Task to carry out:
Print all of the lines exactly. Any picture among them stays out.

Records to use:
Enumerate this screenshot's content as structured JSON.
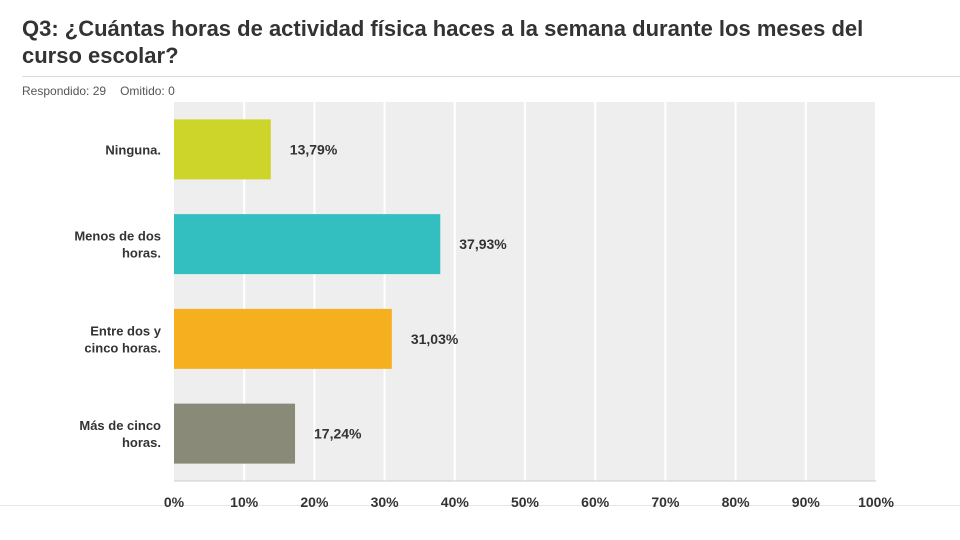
{
  "question": {
    "title": "Q3: ¿Cuántas horas de actividad física haces a la semana durante los meses del curso escolar?"
  },
  "meta": {
    "answered": "Respondido: 29",
    "skipped": "Omitido: 0"
  },
  "chart_data": {
    "type": "bar",
    "orientation": "horizontal",
    "categories": [
      [
        "Ninguna."
      ],
      [
        "Menos de dos",
        "horas."
      ],
      [
        "Entre dos y",
        "cinco horas."
      ],
      [
        "Más de cinco",
        "horas."
      ]
    ],
    "values": [
      13.79,
      37.93,
      31.03,
      17.24
    ],
    "value_labels": [
      "13,79%",
      "37,93%",
      "31,03%",
      "17,24%"
    ],
    "colors": [
      "#cdd42a",
      "#33bfbf",
      "#f6b01f",
      "#8a8a78"
    ],
    "xlim": [
      0,
      100
    ],
    "xticks": [
      "0%",
      "10%",
      "20%",
      "30%",
      "40%",
      "50%",
      "60%",
      "70%",
      "80%",
      "90%",
      "100%"
    ],
    "grid": true,
    "title": "",
    "xlabel": "",
    "ylabel": ""
  }
}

Problem solution:
Enumerate this screenshot's content as structured JSON.
{
  "question": {
    "title": "Q3: ¿Cuántas horas de actividad física haces a la semana durante los meses del curso escolar?"
  },
  "meta": {
    "answered": "Respondido: 29",
    "skipped": "Omitido: 0"
  },
  "chart_data": {
    "type": "bar",
    "orientation": "horizontal",
    "categories": [
      [
        "Ninguna."
      ],
      [
        "Menos de dos",
        "horas."
      ],
      [
        "Entre dos y",
        "cinco horas."
      ],
      [
        "Más de cinco",
        "horas."
      ]
    ],
    "values": [
      13.79,
      37.93,
      31.03,
      17.24
    ],
    "value_labels": [
      "13,79%",
      "37,93%",
      "31,03%",
      "17,24%"
    ],
    "colors": [
      "#cdd42a",
      "#33bfbf",
      "#f6b01f",
      "#8a8a78"
    ],
    "xlim": [
      0,
      100
    ],
    "xticks": [
      "0%",
      "10%",
      "20%",
      "30%",
      "40%",
      "50%",
      "60%",
      "70%",
      "80%",
      "90%",
      "100%"
    ],
    "grid": true,
    "title": "",
    "xlabel": "",
    "ylabel": ""
  }
}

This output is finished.